WORK INSTRUCTIONS> Look through the material below. Copy every line with the string "true" in it.

Collected data entries
====

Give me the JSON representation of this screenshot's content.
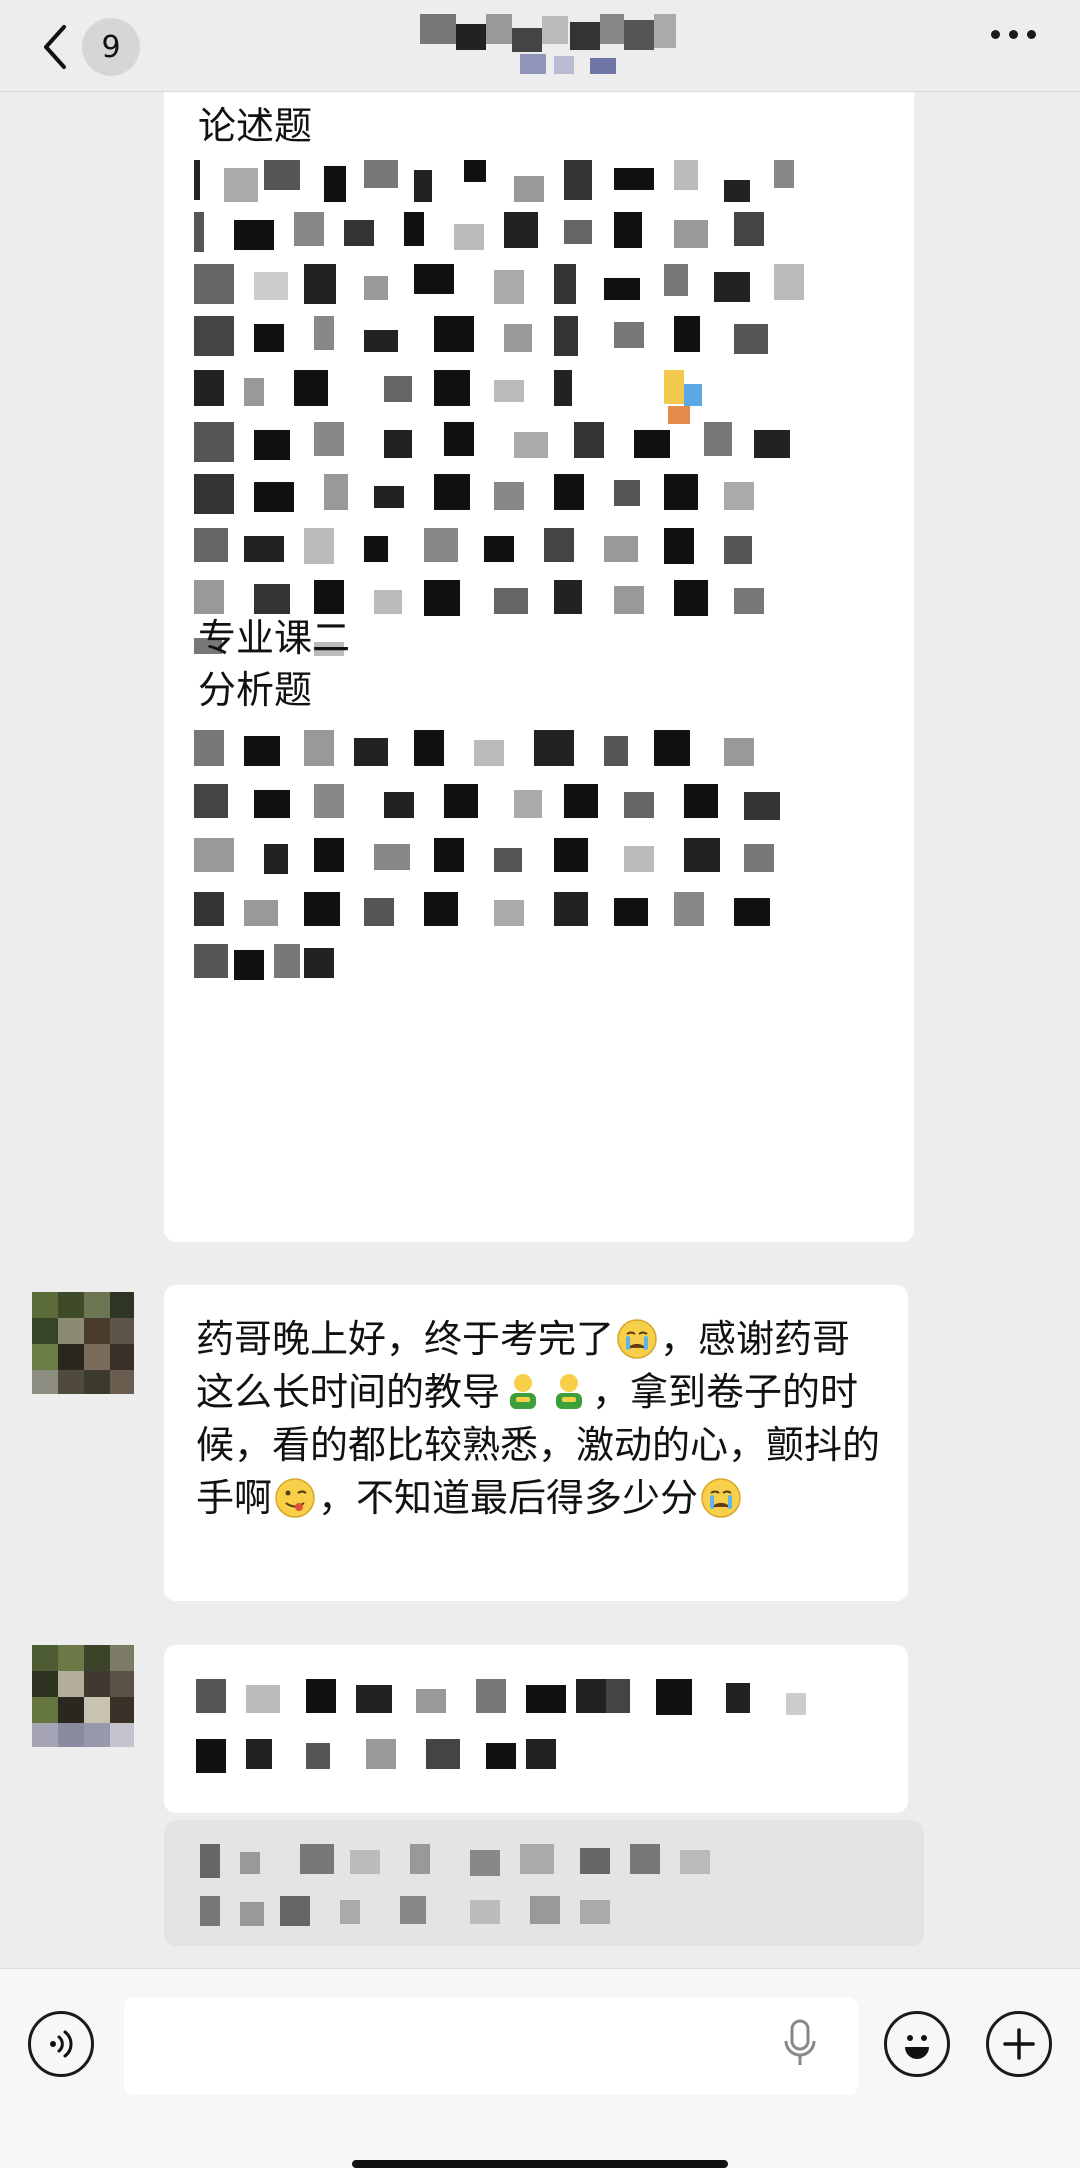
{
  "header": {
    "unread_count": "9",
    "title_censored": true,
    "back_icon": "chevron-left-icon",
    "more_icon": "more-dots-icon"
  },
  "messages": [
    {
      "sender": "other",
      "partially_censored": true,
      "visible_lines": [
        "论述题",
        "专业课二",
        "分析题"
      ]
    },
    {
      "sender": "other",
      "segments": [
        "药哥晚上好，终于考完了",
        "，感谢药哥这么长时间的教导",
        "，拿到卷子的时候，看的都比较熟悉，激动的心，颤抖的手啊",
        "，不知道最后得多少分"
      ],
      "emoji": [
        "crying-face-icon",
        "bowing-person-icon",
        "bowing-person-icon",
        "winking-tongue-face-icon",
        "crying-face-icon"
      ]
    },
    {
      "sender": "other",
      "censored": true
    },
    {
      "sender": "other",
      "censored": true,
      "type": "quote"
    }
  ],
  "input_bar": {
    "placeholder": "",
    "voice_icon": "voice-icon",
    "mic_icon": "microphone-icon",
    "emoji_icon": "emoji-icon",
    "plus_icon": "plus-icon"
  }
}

====

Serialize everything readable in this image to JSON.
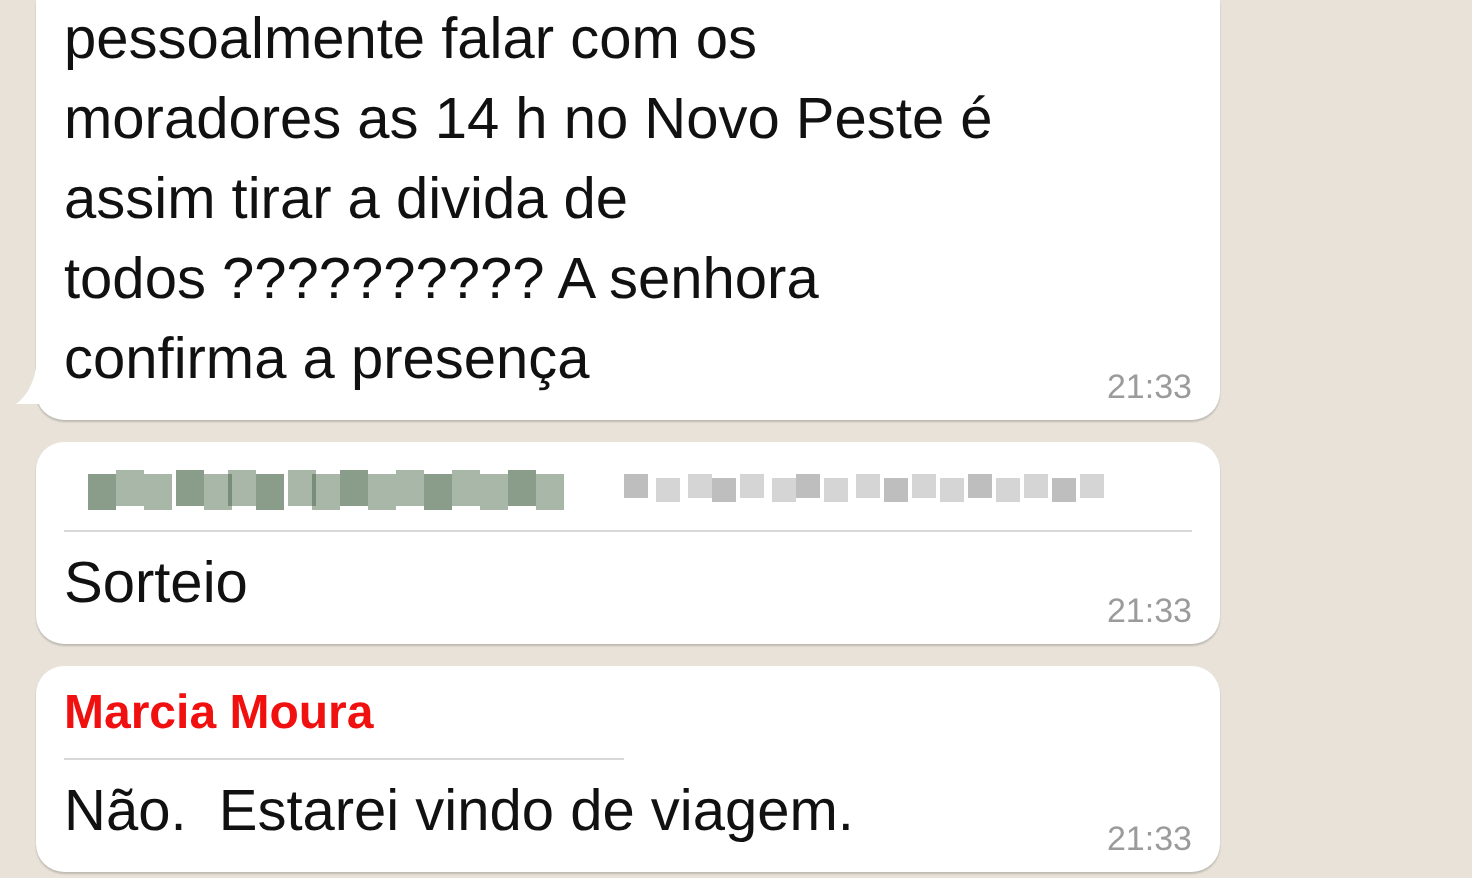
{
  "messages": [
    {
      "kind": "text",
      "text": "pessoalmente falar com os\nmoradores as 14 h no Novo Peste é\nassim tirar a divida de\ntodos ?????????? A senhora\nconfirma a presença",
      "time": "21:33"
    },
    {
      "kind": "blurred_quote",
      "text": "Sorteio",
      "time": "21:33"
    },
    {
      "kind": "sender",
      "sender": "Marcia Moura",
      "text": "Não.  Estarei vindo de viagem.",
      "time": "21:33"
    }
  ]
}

====

COMPLETE ANSWER>
    "title_censored": true,
      "partially_censored": true,
      "censored": true
      "censored": true,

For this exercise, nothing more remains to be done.